▶ _What you should do_
The records below must be duplicated exactly, character for character.

(Dataset excerpts)
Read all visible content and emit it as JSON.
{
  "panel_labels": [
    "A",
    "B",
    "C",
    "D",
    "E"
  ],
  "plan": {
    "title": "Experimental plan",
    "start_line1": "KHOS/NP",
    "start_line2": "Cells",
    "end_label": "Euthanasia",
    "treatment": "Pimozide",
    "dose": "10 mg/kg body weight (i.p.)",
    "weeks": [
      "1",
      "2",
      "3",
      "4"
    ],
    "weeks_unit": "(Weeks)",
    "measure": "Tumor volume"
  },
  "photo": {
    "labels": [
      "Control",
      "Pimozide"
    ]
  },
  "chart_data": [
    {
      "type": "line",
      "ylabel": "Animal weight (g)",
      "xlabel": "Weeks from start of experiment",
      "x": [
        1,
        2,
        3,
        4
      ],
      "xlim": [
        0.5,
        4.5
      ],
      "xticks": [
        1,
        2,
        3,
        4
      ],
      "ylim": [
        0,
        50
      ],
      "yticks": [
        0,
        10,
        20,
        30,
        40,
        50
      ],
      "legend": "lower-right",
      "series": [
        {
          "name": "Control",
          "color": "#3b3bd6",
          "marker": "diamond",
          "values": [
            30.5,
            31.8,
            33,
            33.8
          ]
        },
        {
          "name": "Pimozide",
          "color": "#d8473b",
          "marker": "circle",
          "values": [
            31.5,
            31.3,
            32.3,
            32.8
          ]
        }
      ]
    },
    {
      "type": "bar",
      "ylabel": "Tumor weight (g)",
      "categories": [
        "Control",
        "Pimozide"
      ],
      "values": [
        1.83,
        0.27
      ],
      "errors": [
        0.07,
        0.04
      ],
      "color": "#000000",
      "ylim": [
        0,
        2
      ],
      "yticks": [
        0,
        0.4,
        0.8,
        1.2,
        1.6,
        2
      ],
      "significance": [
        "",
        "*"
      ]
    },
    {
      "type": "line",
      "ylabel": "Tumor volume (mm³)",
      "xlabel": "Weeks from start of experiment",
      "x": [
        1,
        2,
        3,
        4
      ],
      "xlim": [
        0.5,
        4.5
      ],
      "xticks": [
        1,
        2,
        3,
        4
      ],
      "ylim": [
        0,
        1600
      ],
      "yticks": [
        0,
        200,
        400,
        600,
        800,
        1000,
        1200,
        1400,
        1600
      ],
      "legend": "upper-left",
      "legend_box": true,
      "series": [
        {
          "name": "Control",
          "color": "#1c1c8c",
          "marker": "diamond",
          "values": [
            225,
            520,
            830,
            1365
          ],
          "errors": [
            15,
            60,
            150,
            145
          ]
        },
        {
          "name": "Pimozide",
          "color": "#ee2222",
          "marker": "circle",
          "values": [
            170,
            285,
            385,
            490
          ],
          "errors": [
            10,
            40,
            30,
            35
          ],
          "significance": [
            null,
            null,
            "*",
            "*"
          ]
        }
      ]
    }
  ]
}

▶ _Completed task_
Read all visible content and emit it as JSON.
{
  "panel_labels": [
    "A",
    "B",
    "C",
    "D",
    "E"
  ],
  "plan": {
    "title": "Experimental plan",
    "start_line1": "KHOS/NP",
    "start_line2": "Cells",
    "end_label": "Euthanasia",
    "treatment": "Pimozide",
    "dose": "10 mg/kg body weight (i.p.)",
    "weeks": [
      "1",
      "2",
      "3",
      "4"
    ],
    "weeks_unit": "(Weeks)",
    "measure": "Tumor volume"
  },
  "photo": {
    "labels": [
      "Control",
      "Pimozide"
    ]
  },
  "chart_data": [
    {
      "type": "line",
      "ylabel": "Animal weight (g)",
      "xlabel": "Weeks from start of experiment",
      "x": [
        1,
        2,
        3,
        4
      ],
      "xlim": [
        0.5,
        4.5
      ],
      "xticks": [
        1,
        2,
        3,
        4
      ],
      "ylim": [
        0,
        50
      ],
      "yticks": [
        0,
        10,
        20,
        30,
        40,
        50
      ],
      "legend": "lower-right",
      "series": [
        {
          "name": "Control",
          "color": "#3b3bd6",
          "marker": "diamond",
          "values": [
            30.5,
            31.8,
            33,
            33.8
          ]
        },
        {
          "name": "Pimozide",
          "color": "#d8473b",
          "marker": "circle",
          "values": [
            31.5,
            31.3,
            32.3,
            32.8
          ]
        }
      ]
    },
    {
      "type": "bar",
      "ylabel": "Tumor weight (g)",
      "categories": [
        "Control",
        "Pimozide"
      ],
      "values": [
        1.83,
        0.27
      ],
      "errors": [
        0.07,
        0.04
      ],
      "color": "#000000",
      "ylim": [
        0,
        2
      ],
      "yticks": [
        0,
        0.4,
        0.8,
        1.2,
        1.6,
        2
      ],
      "significance": [
        "",
        "*"
      ]
    },
    {
      "type": "line",
      "ylabel": "Tumor volume (mm³)",
      "xlabel": "Weeks from start of experiment",
      "x": [
        1,
        2,
        3,
        4
      ],
      "xlim": [
        0.5,
        4.5
      ],
      "xticks": [
        1,
        2,
        3,
        4
      ],
      "ylim": [
        0,
        1600
      ],
      "yticks": [
        0,
        200,
        400,
        600,
        800,
        1000,
        1200,
        1400,
        1600
      ],
      "legend": "upper-left",
      "legend_box": true,
      "series": [
        {
          "name": "Control",
          "color": "#1c1c8c",
          "marker": "diamond",
          "values": [
            225,
            520,
            830,
            1365
          ],
          "errors": [
            15,
            60,
            150,
            145
          ]
        },
        {
          "name": "Pimozide",
          "color": "#ee2222",
          "marker": "circle",
          "values": [
            170,
            285,
            385,
            490
          ],
          "errors": [
            10,
            40,
            30,
            35
          ],
          "significance": [
            null,
            null,
            "*",
            "*"
          ]
        }
      ]
    }
  ]
}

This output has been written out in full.